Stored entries
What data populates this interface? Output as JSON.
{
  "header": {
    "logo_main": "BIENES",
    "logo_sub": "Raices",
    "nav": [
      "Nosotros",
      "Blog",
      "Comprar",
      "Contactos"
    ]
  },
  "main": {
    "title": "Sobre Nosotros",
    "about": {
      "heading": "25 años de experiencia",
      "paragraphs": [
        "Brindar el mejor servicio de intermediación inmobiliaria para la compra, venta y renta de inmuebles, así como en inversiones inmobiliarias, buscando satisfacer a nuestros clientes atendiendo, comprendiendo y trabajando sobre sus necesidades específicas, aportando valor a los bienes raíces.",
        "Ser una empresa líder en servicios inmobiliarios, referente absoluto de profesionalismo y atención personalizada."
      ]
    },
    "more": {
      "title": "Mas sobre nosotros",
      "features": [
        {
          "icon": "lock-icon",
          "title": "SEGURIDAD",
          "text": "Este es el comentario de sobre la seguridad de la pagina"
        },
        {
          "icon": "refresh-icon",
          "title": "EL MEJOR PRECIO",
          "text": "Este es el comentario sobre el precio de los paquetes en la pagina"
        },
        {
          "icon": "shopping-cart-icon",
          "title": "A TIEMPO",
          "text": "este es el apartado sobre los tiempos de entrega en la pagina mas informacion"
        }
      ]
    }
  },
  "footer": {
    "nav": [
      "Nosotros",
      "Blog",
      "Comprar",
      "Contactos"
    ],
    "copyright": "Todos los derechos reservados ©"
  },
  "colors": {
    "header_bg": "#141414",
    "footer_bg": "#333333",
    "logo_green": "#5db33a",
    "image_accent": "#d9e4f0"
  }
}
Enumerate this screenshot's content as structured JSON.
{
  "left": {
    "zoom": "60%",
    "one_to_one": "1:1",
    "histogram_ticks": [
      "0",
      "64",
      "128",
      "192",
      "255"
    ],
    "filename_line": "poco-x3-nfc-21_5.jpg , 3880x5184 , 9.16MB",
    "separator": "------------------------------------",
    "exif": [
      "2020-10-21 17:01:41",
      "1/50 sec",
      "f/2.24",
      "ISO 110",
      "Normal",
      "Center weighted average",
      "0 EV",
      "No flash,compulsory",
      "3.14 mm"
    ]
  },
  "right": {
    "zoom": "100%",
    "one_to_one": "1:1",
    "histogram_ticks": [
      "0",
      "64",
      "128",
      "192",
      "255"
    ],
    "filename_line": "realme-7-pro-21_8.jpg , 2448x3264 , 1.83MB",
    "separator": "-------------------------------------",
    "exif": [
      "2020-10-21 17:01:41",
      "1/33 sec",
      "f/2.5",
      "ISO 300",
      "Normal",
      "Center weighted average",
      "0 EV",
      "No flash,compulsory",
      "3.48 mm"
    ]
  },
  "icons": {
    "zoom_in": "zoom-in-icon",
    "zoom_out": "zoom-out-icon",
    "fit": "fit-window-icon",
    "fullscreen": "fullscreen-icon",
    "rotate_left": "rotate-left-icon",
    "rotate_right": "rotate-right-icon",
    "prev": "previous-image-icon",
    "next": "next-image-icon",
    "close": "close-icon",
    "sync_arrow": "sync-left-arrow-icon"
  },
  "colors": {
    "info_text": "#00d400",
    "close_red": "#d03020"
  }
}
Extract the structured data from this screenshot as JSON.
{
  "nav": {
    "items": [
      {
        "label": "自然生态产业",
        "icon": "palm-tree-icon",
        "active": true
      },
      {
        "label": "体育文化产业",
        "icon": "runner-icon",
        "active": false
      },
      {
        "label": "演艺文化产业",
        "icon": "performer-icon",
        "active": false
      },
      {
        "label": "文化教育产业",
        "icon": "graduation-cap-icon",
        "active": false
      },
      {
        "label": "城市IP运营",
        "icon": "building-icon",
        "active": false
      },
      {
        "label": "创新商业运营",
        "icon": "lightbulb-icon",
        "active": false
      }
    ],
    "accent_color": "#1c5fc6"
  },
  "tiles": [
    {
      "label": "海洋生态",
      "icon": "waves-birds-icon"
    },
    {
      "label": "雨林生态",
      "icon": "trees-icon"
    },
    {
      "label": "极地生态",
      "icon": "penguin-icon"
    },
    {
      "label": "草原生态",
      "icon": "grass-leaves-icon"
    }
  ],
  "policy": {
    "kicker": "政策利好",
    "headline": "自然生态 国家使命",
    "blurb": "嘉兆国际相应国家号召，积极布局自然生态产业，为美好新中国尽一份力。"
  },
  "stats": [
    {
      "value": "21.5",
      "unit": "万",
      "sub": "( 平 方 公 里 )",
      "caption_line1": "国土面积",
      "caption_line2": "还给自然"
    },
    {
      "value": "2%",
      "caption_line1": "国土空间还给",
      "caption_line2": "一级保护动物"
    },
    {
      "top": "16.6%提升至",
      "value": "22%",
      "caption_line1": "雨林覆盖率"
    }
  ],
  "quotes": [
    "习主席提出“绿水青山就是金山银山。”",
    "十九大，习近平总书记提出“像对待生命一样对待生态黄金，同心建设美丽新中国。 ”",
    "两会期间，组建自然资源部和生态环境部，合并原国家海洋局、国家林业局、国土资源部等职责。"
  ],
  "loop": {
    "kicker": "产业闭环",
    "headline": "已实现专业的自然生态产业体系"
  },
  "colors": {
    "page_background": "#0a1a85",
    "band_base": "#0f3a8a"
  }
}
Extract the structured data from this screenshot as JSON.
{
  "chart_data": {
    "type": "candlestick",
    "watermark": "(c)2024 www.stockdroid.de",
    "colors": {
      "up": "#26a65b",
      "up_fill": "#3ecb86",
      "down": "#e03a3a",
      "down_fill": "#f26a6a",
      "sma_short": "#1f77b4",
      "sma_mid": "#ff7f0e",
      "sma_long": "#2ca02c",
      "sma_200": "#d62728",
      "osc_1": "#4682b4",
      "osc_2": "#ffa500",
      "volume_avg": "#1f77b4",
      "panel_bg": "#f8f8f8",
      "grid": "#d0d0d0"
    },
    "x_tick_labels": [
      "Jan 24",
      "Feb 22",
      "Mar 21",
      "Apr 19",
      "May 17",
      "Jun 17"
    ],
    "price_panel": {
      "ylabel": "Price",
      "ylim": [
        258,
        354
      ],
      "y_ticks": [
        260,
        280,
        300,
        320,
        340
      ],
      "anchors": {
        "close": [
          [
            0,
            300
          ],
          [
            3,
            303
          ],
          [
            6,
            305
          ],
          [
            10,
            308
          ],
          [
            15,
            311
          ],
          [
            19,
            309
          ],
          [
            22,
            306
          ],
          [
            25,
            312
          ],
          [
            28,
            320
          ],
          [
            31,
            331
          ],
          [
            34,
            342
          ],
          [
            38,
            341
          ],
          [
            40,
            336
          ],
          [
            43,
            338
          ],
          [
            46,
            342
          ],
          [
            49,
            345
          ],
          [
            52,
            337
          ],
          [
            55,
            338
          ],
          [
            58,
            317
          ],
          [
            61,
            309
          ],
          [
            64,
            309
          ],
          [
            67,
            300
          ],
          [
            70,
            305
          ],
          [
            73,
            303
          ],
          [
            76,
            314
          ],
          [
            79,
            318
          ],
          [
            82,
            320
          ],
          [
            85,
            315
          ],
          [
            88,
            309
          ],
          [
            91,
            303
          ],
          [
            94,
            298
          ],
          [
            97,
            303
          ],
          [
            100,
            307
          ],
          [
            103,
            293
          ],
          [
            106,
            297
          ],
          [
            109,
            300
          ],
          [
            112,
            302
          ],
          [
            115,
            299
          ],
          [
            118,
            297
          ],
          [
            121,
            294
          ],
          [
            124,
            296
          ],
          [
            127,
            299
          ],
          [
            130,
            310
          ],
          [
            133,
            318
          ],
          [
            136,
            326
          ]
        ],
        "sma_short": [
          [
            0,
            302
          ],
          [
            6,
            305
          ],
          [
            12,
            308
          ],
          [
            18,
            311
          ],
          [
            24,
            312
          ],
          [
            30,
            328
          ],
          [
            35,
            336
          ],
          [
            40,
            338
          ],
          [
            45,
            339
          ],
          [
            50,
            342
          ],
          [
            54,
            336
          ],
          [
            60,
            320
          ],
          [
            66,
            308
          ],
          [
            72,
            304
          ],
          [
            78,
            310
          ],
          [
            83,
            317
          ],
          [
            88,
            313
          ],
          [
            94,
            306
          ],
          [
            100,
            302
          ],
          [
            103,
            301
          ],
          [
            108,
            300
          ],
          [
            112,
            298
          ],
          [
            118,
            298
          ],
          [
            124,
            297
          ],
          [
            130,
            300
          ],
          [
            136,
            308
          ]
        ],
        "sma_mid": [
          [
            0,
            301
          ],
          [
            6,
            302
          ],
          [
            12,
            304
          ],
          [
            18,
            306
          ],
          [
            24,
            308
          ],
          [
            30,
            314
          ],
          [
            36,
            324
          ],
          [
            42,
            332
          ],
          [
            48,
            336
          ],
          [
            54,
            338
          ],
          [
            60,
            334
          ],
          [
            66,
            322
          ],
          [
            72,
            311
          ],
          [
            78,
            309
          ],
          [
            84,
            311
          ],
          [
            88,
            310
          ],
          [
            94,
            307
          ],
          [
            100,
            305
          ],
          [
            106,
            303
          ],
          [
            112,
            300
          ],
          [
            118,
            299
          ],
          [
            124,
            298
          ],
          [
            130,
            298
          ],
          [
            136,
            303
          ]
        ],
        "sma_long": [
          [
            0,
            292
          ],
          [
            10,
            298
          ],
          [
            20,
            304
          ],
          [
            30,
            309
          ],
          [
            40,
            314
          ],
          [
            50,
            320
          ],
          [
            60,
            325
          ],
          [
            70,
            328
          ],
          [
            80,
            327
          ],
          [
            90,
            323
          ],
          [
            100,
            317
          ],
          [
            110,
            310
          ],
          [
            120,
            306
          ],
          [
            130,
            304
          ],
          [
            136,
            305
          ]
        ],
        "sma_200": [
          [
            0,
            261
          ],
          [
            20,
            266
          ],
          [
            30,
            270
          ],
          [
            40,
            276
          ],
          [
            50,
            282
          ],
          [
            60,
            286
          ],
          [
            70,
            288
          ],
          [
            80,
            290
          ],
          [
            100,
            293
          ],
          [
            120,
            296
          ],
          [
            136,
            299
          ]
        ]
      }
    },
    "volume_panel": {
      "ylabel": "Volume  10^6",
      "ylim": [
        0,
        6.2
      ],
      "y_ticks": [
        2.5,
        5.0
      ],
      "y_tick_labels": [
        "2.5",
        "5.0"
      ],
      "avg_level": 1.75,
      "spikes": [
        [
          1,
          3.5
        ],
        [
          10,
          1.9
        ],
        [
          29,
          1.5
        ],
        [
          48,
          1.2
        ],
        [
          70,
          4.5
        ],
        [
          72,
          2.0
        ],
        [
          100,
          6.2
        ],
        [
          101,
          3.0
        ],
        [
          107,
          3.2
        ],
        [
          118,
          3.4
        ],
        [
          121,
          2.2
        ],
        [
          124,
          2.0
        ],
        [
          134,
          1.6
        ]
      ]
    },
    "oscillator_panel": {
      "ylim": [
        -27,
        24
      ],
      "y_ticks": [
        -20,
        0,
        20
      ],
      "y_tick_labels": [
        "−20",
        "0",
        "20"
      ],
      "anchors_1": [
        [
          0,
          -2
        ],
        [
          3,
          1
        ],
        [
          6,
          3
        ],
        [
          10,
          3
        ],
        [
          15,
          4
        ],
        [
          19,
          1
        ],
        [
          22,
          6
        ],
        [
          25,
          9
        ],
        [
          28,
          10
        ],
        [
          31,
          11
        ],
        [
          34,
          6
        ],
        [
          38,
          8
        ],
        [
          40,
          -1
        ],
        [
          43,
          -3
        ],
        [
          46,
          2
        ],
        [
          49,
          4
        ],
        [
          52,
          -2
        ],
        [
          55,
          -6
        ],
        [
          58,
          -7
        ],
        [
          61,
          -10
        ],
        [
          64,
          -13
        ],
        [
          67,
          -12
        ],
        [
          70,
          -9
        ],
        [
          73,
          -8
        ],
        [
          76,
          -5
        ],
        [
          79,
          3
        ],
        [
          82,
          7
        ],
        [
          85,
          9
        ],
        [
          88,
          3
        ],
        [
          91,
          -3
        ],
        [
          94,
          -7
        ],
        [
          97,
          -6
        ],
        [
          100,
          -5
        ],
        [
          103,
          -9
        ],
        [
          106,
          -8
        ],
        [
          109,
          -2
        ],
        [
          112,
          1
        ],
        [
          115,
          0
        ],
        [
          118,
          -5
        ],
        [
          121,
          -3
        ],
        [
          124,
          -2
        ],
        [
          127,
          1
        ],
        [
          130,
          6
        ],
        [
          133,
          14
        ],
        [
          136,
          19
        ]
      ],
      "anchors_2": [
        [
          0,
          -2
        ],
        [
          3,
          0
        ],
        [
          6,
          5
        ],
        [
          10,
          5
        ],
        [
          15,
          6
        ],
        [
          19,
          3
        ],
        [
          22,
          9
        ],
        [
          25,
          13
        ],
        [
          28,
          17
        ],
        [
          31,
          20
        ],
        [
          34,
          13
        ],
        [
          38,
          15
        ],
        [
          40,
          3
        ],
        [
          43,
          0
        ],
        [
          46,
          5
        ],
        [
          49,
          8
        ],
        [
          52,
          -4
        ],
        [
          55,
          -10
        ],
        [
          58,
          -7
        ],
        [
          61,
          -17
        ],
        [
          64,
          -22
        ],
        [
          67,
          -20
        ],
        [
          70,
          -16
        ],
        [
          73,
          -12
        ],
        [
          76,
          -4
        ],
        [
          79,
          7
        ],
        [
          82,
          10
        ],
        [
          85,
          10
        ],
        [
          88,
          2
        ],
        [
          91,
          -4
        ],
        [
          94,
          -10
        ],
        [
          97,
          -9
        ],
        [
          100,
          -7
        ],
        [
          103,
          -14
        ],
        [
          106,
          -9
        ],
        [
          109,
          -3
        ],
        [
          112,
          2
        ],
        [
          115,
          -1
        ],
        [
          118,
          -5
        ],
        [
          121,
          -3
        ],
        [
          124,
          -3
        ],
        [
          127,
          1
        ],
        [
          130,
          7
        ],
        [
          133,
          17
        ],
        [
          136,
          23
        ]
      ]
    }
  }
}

* _YOUR TASK_: Which lines of the material contain the string "zoom"? List each of them.

* _IN RESPONSE_:
    "zoom": "60%",
    "zoom": "100%",
    "zoom_in": "zoom-in-icon",
    "zoom_out": "zoom-out-icon",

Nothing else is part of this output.